(Data entries)
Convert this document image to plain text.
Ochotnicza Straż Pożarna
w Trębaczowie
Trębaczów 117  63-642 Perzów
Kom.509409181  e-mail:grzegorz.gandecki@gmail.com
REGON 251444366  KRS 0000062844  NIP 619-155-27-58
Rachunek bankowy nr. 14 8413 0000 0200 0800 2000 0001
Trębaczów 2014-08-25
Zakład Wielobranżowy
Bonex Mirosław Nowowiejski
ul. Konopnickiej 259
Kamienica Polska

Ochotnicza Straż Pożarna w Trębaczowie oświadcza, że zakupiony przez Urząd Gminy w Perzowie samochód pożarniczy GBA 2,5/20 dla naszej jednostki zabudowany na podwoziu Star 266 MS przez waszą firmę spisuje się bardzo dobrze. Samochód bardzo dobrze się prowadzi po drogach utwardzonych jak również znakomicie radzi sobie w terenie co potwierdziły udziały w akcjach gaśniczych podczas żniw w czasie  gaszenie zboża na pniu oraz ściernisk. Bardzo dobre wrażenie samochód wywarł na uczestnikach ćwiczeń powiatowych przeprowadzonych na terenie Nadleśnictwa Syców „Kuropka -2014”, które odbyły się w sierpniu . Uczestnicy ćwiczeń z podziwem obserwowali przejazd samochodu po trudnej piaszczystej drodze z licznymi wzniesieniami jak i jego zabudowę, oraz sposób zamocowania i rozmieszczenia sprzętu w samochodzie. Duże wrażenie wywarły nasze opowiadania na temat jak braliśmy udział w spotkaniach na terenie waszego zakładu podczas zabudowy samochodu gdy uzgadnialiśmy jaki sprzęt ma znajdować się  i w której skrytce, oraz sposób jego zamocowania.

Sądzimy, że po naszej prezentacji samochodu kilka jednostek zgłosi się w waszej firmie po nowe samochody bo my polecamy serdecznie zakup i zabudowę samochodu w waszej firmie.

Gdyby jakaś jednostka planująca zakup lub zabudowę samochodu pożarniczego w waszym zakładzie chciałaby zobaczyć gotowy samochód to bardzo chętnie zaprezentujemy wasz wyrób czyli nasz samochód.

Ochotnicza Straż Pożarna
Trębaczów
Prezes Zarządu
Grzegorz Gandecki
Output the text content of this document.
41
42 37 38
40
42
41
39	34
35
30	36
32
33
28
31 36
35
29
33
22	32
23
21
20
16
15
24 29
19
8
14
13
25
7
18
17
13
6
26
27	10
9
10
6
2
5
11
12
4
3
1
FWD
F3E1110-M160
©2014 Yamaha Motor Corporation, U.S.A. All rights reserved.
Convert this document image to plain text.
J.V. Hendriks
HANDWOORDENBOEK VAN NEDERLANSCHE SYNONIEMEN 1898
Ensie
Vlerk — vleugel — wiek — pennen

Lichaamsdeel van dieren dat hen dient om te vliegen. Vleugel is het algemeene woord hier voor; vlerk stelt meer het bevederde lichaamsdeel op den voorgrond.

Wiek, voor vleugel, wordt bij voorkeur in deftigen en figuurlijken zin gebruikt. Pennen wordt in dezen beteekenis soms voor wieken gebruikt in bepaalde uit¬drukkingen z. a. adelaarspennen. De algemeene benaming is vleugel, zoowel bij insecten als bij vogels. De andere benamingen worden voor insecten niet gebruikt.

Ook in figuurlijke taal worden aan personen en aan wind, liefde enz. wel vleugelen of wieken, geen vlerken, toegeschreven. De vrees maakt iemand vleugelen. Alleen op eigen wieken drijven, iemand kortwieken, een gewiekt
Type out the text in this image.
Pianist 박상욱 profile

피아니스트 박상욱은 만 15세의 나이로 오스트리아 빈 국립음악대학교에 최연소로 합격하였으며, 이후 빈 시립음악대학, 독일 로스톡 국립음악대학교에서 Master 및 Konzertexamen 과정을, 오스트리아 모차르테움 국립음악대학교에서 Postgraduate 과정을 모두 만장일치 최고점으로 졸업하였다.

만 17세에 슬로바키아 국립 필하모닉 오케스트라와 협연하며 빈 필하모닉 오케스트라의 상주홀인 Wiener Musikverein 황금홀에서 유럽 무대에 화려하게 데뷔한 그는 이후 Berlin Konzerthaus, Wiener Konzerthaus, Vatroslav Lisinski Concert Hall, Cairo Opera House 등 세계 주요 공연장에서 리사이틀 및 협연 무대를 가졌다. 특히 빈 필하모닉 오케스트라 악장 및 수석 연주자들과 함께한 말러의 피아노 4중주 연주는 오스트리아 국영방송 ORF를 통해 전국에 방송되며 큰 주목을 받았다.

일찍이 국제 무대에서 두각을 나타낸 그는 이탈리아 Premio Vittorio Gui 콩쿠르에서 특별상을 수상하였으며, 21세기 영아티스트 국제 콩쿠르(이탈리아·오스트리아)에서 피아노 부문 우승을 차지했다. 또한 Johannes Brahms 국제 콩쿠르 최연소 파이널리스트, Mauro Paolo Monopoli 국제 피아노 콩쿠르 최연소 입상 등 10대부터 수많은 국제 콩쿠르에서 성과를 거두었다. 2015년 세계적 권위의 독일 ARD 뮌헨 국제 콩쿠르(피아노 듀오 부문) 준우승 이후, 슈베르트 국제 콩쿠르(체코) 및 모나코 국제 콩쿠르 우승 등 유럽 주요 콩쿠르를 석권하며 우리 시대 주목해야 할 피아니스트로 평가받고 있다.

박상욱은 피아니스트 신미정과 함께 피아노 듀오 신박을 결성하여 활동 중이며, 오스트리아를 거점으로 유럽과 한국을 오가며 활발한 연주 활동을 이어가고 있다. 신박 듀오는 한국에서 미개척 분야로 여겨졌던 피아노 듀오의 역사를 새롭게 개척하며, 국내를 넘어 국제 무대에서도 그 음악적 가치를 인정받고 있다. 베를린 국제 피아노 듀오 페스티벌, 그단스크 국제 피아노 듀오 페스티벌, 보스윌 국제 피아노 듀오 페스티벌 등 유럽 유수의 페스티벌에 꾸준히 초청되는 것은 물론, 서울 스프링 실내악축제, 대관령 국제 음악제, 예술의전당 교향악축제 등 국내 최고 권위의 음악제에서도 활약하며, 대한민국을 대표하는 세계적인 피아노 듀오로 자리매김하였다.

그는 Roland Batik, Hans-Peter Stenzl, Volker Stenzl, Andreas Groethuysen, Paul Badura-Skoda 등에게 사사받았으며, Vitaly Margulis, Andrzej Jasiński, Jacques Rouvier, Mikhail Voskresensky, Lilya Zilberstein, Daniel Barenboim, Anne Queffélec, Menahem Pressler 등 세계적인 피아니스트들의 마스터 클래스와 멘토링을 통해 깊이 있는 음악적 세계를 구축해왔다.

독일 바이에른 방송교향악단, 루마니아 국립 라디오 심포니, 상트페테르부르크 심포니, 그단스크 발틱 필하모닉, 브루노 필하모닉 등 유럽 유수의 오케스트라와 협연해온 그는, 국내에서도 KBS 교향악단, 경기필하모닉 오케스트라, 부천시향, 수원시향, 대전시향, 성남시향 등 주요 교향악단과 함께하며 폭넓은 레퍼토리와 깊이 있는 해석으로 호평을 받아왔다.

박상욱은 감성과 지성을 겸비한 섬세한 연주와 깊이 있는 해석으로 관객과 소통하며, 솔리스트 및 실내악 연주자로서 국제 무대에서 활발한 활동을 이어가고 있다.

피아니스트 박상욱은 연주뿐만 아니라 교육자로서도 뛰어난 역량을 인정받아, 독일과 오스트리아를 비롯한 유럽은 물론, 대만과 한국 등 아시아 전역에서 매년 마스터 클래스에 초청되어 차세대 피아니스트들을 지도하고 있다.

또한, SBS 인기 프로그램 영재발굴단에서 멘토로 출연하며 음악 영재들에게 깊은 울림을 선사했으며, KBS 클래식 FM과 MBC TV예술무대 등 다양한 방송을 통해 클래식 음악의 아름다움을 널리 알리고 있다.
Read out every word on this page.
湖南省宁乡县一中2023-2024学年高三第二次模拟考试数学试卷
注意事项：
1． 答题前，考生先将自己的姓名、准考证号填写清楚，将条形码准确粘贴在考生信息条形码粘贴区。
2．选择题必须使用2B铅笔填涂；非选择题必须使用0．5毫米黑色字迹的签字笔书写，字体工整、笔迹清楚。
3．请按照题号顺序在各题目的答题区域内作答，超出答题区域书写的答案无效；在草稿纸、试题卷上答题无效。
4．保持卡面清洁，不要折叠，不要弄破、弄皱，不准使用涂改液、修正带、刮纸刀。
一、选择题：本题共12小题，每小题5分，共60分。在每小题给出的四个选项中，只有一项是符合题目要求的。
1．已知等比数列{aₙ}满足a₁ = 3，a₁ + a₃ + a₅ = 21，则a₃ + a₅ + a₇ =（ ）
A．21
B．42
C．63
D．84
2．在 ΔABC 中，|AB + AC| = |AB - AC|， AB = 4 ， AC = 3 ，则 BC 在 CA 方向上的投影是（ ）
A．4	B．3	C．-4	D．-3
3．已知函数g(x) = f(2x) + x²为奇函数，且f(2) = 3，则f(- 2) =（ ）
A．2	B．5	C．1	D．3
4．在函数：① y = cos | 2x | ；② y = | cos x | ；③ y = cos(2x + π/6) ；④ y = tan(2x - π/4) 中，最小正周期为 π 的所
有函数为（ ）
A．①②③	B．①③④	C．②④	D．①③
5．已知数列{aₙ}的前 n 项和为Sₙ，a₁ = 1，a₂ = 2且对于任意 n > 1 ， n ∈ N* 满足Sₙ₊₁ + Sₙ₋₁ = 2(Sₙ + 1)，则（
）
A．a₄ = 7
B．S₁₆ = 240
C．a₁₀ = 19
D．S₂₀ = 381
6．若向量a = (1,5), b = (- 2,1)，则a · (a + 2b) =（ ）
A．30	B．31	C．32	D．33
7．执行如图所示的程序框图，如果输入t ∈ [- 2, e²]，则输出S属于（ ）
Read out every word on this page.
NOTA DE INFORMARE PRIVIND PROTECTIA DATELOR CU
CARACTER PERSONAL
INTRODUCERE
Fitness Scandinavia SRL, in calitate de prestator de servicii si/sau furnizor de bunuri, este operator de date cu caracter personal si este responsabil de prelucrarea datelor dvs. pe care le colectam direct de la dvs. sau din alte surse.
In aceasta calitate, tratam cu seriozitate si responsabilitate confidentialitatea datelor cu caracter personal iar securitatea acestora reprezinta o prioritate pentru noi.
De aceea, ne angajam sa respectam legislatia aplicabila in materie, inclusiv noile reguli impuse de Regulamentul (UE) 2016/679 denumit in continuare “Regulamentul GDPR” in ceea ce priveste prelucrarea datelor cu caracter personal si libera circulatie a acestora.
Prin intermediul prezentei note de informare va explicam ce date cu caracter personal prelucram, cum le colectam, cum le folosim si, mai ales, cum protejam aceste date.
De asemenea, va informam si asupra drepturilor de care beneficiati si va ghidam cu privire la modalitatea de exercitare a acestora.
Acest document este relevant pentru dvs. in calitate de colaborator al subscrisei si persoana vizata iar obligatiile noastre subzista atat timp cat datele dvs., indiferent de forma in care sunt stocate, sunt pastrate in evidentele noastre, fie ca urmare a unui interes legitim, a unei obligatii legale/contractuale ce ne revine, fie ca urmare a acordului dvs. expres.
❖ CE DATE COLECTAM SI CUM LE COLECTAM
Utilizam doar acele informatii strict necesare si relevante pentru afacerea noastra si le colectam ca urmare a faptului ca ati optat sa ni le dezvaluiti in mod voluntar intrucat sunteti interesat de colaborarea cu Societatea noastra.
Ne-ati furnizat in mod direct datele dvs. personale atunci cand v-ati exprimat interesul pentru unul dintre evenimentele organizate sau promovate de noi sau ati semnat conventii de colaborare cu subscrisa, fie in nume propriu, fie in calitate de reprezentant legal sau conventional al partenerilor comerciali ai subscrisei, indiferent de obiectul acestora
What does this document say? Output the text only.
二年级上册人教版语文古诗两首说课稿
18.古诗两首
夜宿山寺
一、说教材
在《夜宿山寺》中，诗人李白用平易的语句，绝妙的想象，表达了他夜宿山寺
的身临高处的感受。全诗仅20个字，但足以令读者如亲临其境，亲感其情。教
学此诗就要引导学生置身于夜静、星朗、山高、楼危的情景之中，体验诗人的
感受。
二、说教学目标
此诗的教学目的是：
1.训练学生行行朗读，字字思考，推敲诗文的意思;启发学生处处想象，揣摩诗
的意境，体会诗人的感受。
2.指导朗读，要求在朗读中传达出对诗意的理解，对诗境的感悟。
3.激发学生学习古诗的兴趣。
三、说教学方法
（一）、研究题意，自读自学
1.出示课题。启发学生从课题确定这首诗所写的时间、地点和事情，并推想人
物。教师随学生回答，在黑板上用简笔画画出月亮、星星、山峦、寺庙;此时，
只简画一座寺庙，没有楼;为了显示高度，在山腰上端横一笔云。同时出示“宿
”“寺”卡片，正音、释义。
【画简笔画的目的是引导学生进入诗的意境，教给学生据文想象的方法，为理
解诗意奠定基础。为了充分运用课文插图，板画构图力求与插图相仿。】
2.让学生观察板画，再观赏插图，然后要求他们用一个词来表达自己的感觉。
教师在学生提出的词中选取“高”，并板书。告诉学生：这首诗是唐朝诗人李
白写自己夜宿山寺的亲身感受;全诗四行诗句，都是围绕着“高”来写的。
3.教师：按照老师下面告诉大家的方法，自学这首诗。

## WHAT YOU HAVE TO DO
Pick out each line that holds the string "document".

## ANSWER FOR THIS EXERCISE
Convert this document image to plain text.
Output the text content of this document.
Convert this document image to plain text.
Acest document este relevant pentru dvs. in calitate de colaborator al subscrisei si persoana vizata iar obligatiile noastre subzista atat timp cat datele dvs., indiferent de forma in care sunt stocate, sunt pastrate in evidentele noastre, fie ca urmare a unui interes legitim, a unei obligatii legale/contractuale ce ne revine, fie ca urmare a acordului dvs. expres.
What does this document say? Output the text only.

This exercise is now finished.